**Directive**
Every record must be written out once more, with nothing added or omitted.

[Records]
··········
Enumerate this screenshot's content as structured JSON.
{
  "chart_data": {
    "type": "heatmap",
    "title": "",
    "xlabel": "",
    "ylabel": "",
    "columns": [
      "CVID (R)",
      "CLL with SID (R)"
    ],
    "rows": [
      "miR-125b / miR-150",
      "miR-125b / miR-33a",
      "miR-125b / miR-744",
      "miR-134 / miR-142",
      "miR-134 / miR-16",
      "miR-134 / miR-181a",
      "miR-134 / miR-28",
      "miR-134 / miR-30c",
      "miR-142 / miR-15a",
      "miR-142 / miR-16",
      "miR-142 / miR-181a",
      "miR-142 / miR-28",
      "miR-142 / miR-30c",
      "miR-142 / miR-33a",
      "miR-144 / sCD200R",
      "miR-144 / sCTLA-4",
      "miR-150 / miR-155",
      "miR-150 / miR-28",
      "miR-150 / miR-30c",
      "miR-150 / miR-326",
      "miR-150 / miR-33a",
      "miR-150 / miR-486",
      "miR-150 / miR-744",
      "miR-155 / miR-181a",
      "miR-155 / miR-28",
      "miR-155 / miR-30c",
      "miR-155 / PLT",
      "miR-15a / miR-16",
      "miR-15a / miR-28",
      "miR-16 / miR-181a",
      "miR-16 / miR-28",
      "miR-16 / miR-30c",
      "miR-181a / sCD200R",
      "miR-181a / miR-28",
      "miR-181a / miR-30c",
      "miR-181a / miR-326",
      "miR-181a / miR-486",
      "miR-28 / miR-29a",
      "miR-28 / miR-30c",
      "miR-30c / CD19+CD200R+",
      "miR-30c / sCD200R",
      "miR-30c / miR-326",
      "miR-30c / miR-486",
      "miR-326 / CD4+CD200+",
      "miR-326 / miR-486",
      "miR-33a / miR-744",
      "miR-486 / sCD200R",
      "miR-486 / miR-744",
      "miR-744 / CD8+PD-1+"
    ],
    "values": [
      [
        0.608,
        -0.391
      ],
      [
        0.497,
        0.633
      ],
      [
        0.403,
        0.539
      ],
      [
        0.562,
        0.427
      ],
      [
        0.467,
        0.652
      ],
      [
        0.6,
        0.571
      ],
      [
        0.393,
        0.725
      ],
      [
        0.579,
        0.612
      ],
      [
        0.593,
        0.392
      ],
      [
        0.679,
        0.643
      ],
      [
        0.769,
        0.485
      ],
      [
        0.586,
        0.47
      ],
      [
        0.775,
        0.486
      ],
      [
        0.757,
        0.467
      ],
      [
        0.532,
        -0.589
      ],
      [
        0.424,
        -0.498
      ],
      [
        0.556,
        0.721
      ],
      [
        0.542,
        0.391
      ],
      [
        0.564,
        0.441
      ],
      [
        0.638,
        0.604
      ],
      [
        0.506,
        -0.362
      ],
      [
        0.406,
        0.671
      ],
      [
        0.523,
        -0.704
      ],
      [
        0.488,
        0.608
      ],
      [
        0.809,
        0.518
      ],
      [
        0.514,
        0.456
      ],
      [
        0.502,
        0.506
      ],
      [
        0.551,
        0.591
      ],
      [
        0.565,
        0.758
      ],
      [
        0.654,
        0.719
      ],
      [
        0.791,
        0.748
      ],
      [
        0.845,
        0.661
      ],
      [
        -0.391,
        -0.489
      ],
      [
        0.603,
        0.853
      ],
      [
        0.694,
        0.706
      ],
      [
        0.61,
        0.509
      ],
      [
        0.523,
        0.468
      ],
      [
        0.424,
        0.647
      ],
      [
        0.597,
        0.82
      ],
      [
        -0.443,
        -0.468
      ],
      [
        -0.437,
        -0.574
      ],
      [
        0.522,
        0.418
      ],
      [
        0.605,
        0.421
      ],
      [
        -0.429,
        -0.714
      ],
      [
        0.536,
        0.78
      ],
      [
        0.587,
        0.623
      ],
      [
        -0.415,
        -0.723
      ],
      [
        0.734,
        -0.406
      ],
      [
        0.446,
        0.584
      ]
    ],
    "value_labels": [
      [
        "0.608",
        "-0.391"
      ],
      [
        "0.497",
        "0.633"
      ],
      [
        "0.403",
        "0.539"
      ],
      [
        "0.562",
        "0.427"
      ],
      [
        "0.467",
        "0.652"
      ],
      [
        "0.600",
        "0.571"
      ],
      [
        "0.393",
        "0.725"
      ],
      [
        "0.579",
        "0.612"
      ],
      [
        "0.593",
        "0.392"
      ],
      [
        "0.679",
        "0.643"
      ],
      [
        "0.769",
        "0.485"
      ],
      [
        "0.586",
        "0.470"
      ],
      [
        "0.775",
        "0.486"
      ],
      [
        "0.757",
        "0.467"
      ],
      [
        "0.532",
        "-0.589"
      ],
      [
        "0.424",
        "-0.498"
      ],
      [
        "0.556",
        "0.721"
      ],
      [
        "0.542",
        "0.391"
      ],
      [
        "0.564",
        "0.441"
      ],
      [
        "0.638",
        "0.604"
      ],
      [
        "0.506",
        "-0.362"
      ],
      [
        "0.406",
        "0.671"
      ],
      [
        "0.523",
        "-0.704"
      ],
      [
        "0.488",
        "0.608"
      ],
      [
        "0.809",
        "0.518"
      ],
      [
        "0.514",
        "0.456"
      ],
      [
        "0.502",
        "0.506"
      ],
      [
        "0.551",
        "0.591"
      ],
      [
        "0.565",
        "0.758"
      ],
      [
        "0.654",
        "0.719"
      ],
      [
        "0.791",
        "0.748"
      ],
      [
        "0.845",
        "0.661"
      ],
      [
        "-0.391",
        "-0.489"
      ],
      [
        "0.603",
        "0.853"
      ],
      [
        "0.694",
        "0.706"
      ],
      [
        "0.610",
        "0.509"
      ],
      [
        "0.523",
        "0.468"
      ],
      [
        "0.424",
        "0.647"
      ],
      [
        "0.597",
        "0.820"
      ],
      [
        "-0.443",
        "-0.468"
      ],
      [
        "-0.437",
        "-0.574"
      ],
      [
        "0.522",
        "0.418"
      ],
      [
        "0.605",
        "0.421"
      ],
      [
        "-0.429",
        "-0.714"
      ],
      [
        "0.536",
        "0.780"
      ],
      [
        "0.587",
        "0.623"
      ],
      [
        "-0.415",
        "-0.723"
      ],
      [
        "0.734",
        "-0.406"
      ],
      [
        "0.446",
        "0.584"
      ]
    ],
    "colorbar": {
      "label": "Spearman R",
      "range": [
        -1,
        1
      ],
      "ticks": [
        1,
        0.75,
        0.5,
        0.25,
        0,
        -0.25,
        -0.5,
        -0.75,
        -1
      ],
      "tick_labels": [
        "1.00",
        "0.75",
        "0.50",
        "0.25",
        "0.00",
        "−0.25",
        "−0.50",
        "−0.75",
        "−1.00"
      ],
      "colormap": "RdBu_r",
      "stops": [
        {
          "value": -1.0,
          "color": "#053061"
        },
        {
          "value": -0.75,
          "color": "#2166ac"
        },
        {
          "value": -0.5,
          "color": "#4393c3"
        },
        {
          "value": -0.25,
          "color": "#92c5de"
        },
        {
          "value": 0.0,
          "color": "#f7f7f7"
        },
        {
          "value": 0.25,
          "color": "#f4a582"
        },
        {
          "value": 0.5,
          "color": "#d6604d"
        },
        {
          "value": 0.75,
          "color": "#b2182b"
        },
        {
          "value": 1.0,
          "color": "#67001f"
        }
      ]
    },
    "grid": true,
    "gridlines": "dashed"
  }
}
··········
**Worked answer**
Enumerate this screenshot's content as structured JSON.
{
  "chart_data": {
    "type": "heatmap",
    "title": "",
    "xlabel": "",
    "ylabel": "",
    "columns": [
      "CVID (R)",
      "CLL with SID (R)"
    ],
    "rows": [
      "miR-125b / miR-150",
      "miR-125b / miR-33a",
      "miR-125b / miR-744",
      "miR-134 / miR-142",
      "miR-134 / miR-16",
      "miR-134 / miR-181a",
      "miR-134 / miR-28",
      "miR-134 / miR-30c",
      "miR-142 / miR-15a",
      "miR-142 / miR-16",
      "miR-142 / miR-181a",
      "miR-142 / miR-28",
      "miR-142 / miR-30c",
      "miR-142 / miR-33a",
      "miR-144 / sCD200R",
      "miR-144 / sCTLA-4",
      "miR-150 / miR-155",
      "miR-150 / miR-28",
      "miR-150 / miR-30c",
      "miR-150 / miR-326",
      "miR-150 / miR-33a",
      "miR-150 / miR-486",
      "miR-150 / miR-744",
      "miR-155 / miR-181a",
      "miR-155 / miR-28",
      "miR-155 / miR-30c",
      "miR-155 / PLT",
      "miR-15a / miR-16",
      "miR-15a / miR-28",
      "miR-16 / miR-181a",
      "miR-16 / miR-28",
      "miR-16 / miR-30c",
      "miR-181a / sCD200R",
      "miR-181a / miR-28",
      "miR-181a / miR-30c",
      "miR-181a / miR-326",
      "miR-181a / miR-486",
      "miR-28 / miR-29a",
      "miR-28 / miR-30c",
      "miR-30c / CD19+CD200R+",
      "miR-30c / sCD200R",
      "miR-30c / miR-326",
      "miR-30c / miR-486",
      "miR-326 / CD4+CD200+",
      "miR-326 / miR-486",
      "miR-33a / miR-744",
      "miR-486 / sCD200R",
      "miR-486 / miR-744",
      "miR-744 / CD8+PD-1+"
    ],
    "values": [
      [
        0.608,
        -0.391
      ],
      [
        0.497,
        0.633
      ],
      [
        0.403,
        0.539
      ],
      [
        0.562,
        0.427
      ],
      [
        0.467,
        0.652
      ],
      [
        0.6,
        0.571
      ],
      [
        0.393,
        0.725
      ],
      [
        0.579,
        0.612
      ],
      [
        0.593,
        0.392
      ],
      [
        0.679,
        0.643
      ],
      [
        0.769,
        0.485
      ],
      [
        0.586,
        0.47
      ],
      [
        0.775,
        0.486
      ],
      [
        0.757,
        0.467
      ],
      [
        0.532,
        -0.589
      ],
      [
        0.424,
        -0.498
      ],
      [
        0.556,
        0.721
      ],
      [
        0.542,
        0.391
      ],
      [
        0.564,
        0.441
      ],
      [
        0.638,
        0.604
      ],
      [
        0.506,
        -0.362
      ],
      [
        0.406,
        0.671
      ],
      [
        0.523,
        -0.704
      ],
      [
        0.488,
        0.608
      ],
      [
        0.809,
        0.518
      ],
      [
        0.514,
        0.456
      ],
      [
        0.502,
        0.506
      ],
      [
        0.551,
        0.591
      ],
      [
        0.565,
        0.758
      ],
      [
        0.654,
        0.719
      ],
      [
        0.791,
        0.748
      ],
      [
        0.845,
        0.661
      ],
      [
        -0.391,
        -0.489
      ],
      [
        0.603,
        0.853
      ],
      [
        0.694,
        0.706
      ],
      [
        0.61,
        0.509
      ],
      [
        0.523,
        0.468
      ],
      [
        0.424,
        0.647
      ],
      [
        0.597,
        0.82
      ],
      [
        -0.443,
        -0.468
      ],
      [
        -0.437,
        -0.574
      ],
      [
        0.522,
        0.418
      ],
      [
        0.605,
        0.421
      ],
      [
        -0.429,
        -0.714
      ],
      [
        0.536,
        0.78
      ],
      [
        0.587,
        0.623
      ],
      [
        -0.415,
        -0.723
      ],
      [
        0.734,
        -0.406
      ],
      [
        0.446,
        0.584
      ]
    ],
    "value_labels": [
      [
        "0.608",
        "-0.391"
      ],
      [
        "0.497",
        "0.633"
      ],
      [
        "0.403",
        "0.539"
      ],
      [
        "0.562",
        "0.427"
      ],
      [
        "0.467",
        "0.652"
      ],
      [
        "0.600",
        "0.571"
      ],
      [
        "0.393",
        "0.725"
      ],
      [
        "0.579",
        "0.612"
      ],
      [
        "0.593",
        "0.392"
      ],
      [
        "0.679",
        "0.643"
      ],
      [
        "0.769",
        "0.485"
      ],
      [
        "0.586",
        "0.470"
      ],
      [
        "0.775",
        "0.486"
      ],
      [
        "0.757",
        "0.467"
      ],
      [
        "0.532",
        "-0.589"
      ],
      [
        "0.424",
        "-0.498"
      ],
      [
        "0.556",
        "0.721"
      ],
      [
        "0.542",
        "0.391"
      ],
      [
        "0.564",
        "0.441"
      ],
      [
        "0.638",
        "0.604"
      ],
      [
        "0.506",
        "-0.362"
      ],
      [
        "0.406",
        "0.671"
      ],
      [
        "0.523",
        "-0.704"
      ],
      [
        "0.488",
        "0.608"
      ],
      [
        "0.809",
        "0.518"
      ],
      [
        "0.514",
        "0.456"
      ],
      [
        "0.502",
        "0.506"
      ],
      [
        "0.551",
        "0.591"
      ],
      [
        "0.565",
        "0.758"
      ],
      [
        "0.654",
        "0.719"
      ],
      [
        "0.791",
        "0.748"
      ],
      [
        "0.845",
        "0.661"
      ],
      [
        "-0.391",
        "-0.489"
      ],
      [
        "0.603",
        "0.853"
      ],
      [
        "0.694",
        "0.706"
      ],
      [
        "0.610",
        "0.509"
      ],
      [
        "0.523",
        "0.468"
      ],
      [
        "0.424",
        "0.647"
      ],
      [
        "0.597",
        "0.820"
      ],
      [
        "-0.443",
        "-0.468"
      ],
      [
        "-0.437",
        "-0.574"
      ],
      [
        "0.522",
        "0.418"
      ],
      [
        "0.605",
        "0.421"
      ],
      [
        "-0.429",
        "-0.714"
      ],
      [
        "0.536",
        "0.780"
      ],
      [
        "0.587",
        "0.623"
      ],
      [
        "-0.415",
        "-0.723"
      ],
      [
        "0.734",
        "-0.406"
      ],
      [
        "0.446",
        "0.584"
      ]
    ],
    "colorbar": {
      "label": "Spearman R",
      "range": [
        -1,
        1
      ],
      "ticks": [
        1,
        0.75,
        0.5,
        0.25,
        0,
        -0.25,
        -0.5,
        -0.75,
        -1
      ],
      "tick_labels": [
        "1.00",
        "0.75",
        "0.50",
        "0.25",
        "0.00",
        "−0.25",
        "−0.50",
        "−0.75",
        "−1.00"
      ],
      "colormap": "RdBu_r",
      "stops": [
        {
          "value": -1.0,
          "color": "#053061"
        },
        {
          "value": -0.75,
          "color": "#2166ac"
        },
        {
          "value": -0.5,
          "color": "#4393c3"
        },
        {
          "value": -0.25,
          "color": "#92c5de"
        },
        {
          "value": 0.0,
          "color": "#f7f7f7"
        },
        {
          "value": 0.25,
          "color": "#f4a582"
        },
        {
          "value": 0.5,
          "color": "#d6604d"
        },
        {
          "value": 0.75,
          "color": "#b2182b"
        },
        {
          "value": 1.0,
          "color": "#67001f"
        }
      ]
    },
    "grid": true,
    "gridlines": "dashed"
  }
}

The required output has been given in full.